Instruction: Review the listing and copy each line that holds the word "ยในโรงเร".

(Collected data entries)

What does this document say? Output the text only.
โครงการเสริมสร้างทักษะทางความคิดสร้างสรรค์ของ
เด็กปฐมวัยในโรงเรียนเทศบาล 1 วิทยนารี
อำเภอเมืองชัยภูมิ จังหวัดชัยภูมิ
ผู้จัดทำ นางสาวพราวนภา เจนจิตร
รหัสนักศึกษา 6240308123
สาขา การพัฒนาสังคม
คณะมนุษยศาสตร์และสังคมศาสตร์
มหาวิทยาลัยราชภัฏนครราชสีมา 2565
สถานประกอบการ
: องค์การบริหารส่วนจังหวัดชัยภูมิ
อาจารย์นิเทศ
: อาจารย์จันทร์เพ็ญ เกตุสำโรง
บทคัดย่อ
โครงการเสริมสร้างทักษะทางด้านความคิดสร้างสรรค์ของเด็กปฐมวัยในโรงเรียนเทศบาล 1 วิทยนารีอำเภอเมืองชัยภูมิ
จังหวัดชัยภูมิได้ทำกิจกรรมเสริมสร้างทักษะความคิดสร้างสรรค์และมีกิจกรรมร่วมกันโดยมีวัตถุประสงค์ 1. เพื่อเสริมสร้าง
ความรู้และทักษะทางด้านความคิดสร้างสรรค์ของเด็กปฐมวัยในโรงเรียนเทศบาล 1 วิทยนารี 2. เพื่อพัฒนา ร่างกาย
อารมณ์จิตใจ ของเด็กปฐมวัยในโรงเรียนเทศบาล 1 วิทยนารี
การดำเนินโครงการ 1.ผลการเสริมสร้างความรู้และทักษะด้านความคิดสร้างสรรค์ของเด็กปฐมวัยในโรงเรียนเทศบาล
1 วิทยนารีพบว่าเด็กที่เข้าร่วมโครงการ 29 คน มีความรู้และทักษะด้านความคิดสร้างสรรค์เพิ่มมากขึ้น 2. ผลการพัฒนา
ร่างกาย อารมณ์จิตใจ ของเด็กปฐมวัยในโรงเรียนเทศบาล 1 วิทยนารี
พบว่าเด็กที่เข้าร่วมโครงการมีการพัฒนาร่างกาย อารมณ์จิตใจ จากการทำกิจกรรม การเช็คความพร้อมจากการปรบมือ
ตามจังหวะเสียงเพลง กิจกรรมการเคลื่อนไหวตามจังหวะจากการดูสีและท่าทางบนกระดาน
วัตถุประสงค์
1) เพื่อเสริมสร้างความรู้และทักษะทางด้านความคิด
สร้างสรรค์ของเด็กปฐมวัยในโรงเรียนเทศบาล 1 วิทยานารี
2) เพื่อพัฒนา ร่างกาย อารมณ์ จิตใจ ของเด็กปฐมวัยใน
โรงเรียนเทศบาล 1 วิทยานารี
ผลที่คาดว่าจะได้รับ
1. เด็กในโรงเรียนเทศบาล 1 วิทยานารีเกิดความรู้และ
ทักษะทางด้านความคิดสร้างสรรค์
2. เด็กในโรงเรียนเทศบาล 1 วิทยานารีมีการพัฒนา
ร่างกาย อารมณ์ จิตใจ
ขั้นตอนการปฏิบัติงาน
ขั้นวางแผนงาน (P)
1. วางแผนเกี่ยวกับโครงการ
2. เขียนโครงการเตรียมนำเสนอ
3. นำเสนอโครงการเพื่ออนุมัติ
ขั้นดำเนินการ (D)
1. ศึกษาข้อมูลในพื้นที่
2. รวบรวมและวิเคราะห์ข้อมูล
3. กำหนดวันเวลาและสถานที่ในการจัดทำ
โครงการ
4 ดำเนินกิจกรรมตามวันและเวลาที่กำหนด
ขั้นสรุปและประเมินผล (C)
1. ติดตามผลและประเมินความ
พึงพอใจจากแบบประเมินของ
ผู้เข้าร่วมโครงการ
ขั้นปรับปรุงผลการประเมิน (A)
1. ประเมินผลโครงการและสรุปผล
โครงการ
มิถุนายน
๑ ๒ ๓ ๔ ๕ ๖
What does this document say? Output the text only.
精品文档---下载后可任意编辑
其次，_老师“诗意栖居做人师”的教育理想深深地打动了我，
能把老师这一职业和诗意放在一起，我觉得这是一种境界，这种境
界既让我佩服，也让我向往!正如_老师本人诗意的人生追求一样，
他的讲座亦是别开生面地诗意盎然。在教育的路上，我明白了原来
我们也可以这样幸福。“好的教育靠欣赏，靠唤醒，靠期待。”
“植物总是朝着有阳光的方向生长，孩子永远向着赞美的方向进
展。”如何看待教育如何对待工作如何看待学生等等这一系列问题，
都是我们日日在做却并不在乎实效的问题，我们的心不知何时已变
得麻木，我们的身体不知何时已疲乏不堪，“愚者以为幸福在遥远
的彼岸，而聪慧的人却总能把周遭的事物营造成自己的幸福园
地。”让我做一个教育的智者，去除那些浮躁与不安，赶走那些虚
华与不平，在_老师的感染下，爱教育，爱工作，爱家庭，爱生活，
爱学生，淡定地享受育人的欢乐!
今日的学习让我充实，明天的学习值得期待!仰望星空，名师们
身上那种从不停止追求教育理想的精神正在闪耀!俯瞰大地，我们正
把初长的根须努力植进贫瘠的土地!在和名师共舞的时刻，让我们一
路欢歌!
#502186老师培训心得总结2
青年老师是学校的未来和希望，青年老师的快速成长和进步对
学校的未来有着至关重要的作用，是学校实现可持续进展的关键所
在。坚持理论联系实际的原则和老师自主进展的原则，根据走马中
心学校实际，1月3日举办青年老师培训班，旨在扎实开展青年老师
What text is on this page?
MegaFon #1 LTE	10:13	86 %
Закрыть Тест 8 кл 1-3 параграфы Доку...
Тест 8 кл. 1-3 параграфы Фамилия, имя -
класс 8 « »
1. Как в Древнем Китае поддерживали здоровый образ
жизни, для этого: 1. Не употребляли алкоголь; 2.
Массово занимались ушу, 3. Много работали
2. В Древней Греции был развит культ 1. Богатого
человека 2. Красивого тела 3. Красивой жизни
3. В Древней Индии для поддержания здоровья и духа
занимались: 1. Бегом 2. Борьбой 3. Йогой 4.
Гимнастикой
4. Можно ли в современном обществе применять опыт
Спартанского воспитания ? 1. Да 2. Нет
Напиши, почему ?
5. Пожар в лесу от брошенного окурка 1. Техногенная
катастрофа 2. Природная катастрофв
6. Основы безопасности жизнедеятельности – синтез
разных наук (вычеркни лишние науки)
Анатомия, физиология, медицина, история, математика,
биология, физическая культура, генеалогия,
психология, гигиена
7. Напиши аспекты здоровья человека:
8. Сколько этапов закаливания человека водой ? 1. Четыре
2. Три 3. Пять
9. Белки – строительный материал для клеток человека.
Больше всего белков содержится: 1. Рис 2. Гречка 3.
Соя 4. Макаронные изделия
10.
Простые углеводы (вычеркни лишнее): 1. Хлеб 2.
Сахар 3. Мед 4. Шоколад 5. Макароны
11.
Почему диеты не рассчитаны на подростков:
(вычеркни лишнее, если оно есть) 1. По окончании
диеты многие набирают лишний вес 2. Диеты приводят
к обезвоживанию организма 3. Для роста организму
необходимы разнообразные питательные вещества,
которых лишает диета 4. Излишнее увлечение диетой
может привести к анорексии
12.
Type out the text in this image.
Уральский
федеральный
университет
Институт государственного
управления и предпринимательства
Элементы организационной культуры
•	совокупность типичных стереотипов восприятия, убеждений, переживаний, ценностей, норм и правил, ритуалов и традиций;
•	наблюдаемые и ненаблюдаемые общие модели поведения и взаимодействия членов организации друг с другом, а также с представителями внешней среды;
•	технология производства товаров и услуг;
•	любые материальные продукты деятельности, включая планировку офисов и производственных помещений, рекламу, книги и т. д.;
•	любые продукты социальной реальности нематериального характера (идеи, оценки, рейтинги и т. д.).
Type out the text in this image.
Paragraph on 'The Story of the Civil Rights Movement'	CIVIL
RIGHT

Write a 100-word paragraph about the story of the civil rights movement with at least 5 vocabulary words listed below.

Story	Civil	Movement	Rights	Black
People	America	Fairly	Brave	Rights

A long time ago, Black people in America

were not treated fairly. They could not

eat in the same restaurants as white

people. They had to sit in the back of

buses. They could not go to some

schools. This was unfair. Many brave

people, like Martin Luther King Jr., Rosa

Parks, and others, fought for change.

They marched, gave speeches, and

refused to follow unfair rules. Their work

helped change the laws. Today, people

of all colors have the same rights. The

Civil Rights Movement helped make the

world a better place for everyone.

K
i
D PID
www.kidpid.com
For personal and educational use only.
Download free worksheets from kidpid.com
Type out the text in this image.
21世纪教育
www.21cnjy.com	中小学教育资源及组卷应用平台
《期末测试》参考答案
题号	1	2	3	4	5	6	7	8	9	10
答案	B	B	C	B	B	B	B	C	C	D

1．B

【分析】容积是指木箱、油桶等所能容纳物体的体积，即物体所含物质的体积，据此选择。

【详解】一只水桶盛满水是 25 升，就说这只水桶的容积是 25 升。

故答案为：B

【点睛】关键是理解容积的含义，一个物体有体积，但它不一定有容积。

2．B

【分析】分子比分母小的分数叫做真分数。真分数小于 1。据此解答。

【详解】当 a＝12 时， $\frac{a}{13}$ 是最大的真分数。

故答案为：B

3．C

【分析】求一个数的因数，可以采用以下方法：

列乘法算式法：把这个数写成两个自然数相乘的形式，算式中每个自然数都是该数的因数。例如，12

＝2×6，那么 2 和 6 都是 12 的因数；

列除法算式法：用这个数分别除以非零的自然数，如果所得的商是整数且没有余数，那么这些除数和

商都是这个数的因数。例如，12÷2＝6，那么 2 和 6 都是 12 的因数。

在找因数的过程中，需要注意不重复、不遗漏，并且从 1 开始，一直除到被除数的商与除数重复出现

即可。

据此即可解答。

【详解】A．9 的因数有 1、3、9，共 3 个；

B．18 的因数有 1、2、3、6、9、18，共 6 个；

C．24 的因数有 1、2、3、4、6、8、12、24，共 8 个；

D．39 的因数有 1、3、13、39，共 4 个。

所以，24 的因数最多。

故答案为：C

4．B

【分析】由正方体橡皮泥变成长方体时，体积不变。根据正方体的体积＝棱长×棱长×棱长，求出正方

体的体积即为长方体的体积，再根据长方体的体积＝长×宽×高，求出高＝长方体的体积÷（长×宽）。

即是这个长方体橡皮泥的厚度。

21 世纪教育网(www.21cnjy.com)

Final result:
เด็กปฐมวัยในโรงเรียนเทศบาล 1 วิทยนารี
โครงการเสริมสร้างทักษะทางด้านความคิดสร้างสรรค์ของเด็กปฐมวัยในโรงเรียนเทศบาล 1 วิทยนารีอำเภอเมืองชัยภูมิ
ความรู้และทักษะทางด้านความคิดสร้างสรรค์ของเด็กปฐมวัยในโรงเรียนเทศบาล 1 วิทยนารี 2. เพื่อพัฒนา ร่างกาย
อารมณ์จิตใจ ของเด็กปฐมวัยในโรงเรียนเทศบาล 1 วิทยนารี
การดำเนินโครงการ 1.ผลการเสริมสร้างความรู้และทักษะด้านความคิดสร้างสรรค์ของเด็กปฐมวัยในโรงเรียนเทศบาล
ร่างกาย อารมณ์จิตใจ ของเด็กปฐมวัยในโรงเรียนเทศบาล 1 วิทยนารี
สร้างสรรค์ของเด็กปฐมวัยในโรงเรียนเทศบาล 1 วิทยานารี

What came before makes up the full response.